--- Start of EXERCISE INPUTS ---

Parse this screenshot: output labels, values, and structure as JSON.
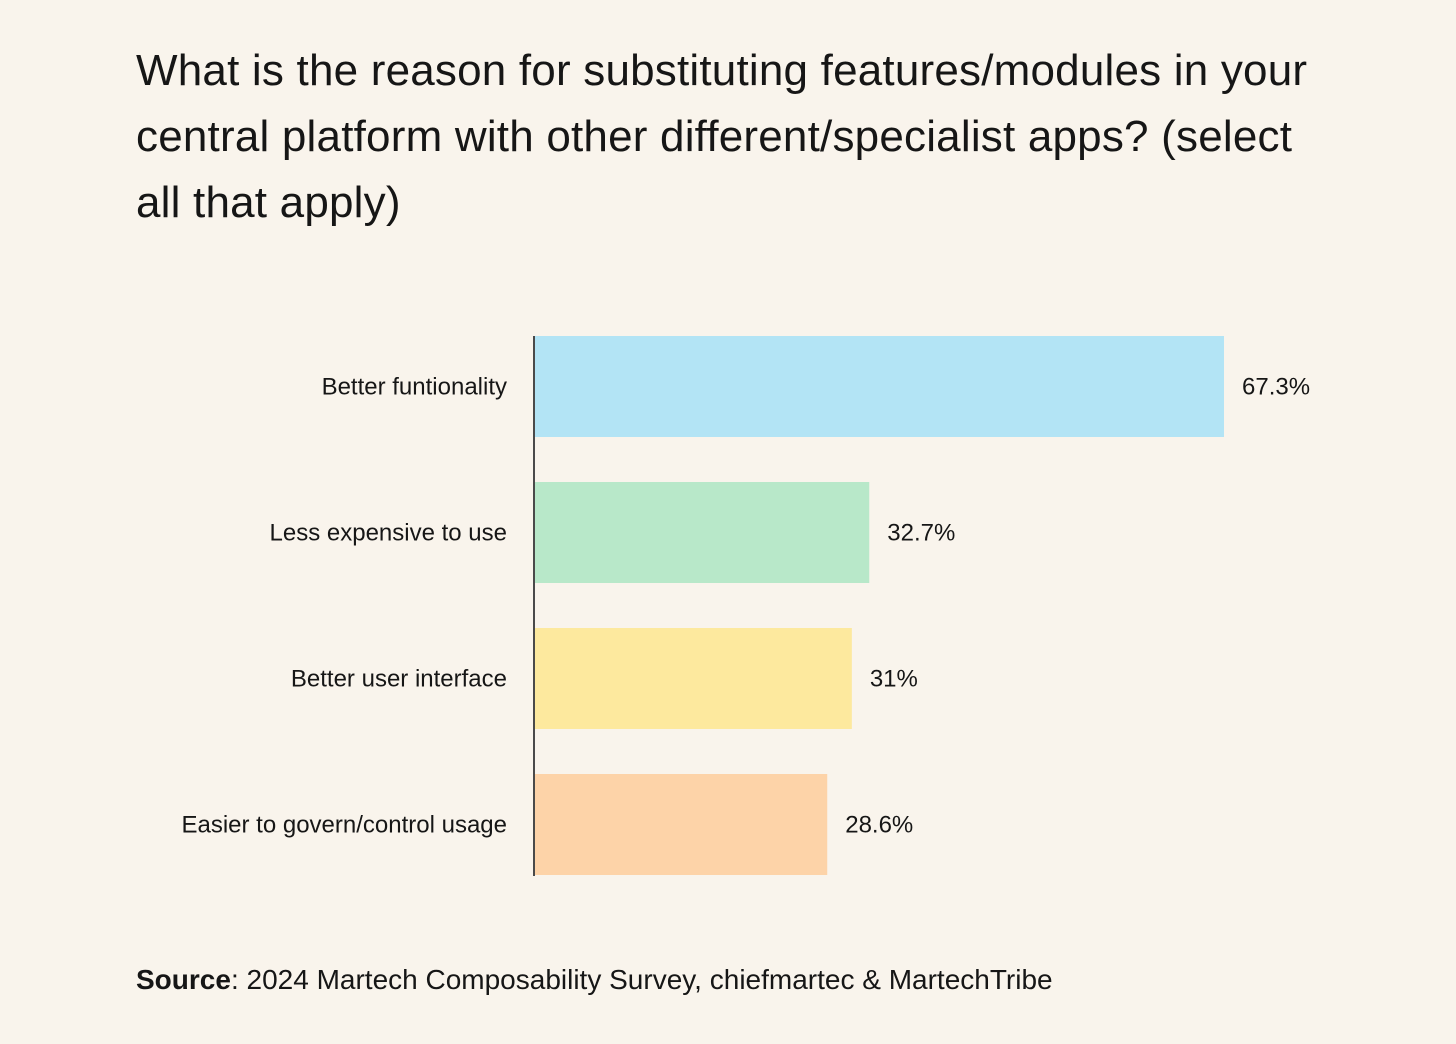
{
  "chart_data": {
    "type": "bar",
    "orientation": "horizontal",
    "title": "What is the reason for substituting features/modules in your central platform with other different/specialist apps? (select all that apply)",
    "categories": [
      "Better funtionality",
      "Less expensive to use",
      "Better user interface",
      "Easier to govern/control usage"
    ],
    "values": [
      67.3,
      32.7,
      31,
      28.6
    ],
    "data_labels": [
      "67.3%",
      "32.7%",
      "31%",
      "28.6%"
    ],
    "colors": [
      "#b3e4f5",
      "#b8e8c9",
      "#fde99e",
      "#fdd3a8"
    ],
    "xlabel": "",
    "ylabel": "",
    "xlim": [
      0,
      70
    ],
    "grid": false,
    "legend": "none"
  },
  "source": {
    "label": "Source",
    "text": ": 2024 Martech Composability Survey, chiefmartec & MartechTribe"
  }
}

--- End of EXERCISE INPUTS ---

WHAT IS NEEDED - Reproduce the entries exactly. Do not carry over any picture.

RIGHT ANSWER -
Parse this screenshot: output labels, values, and structure as JSON.
{
  "chart_data": {
    "type": "bar",
    "orientation": "horizontal",
    "title": "What is the reason for substituting features/modules in your central platform with other different/specialist apps? (select all that apply)",
    "categories": [
      "Better funtionality",
      "Less expensive to use",
      "Better user interface",
      "Easier to govern/control usage"
    ],
    "values": [
      67.3,
      32.7,
      31,
      28.6
    ],
    "data_labels": [
      "67.3%",
      "32.7%",
      "31%",
      "28.6%"
    ],
    "colors": [
      "#b3e4f5",
      "#b8e8c9",
      "#fde99e",
      "#fdd3a8"
    ],
    "xlabel": "",
    "ylabel": "",
    "xlim": [
      0,
      70
    ],
    "grid": false,
    "legend": "none"
  },
  "source": {
    "label": "Source",
    "text": ": 2024 Martech Composability Survey, chiefmartec & MartechTribe"
  }
}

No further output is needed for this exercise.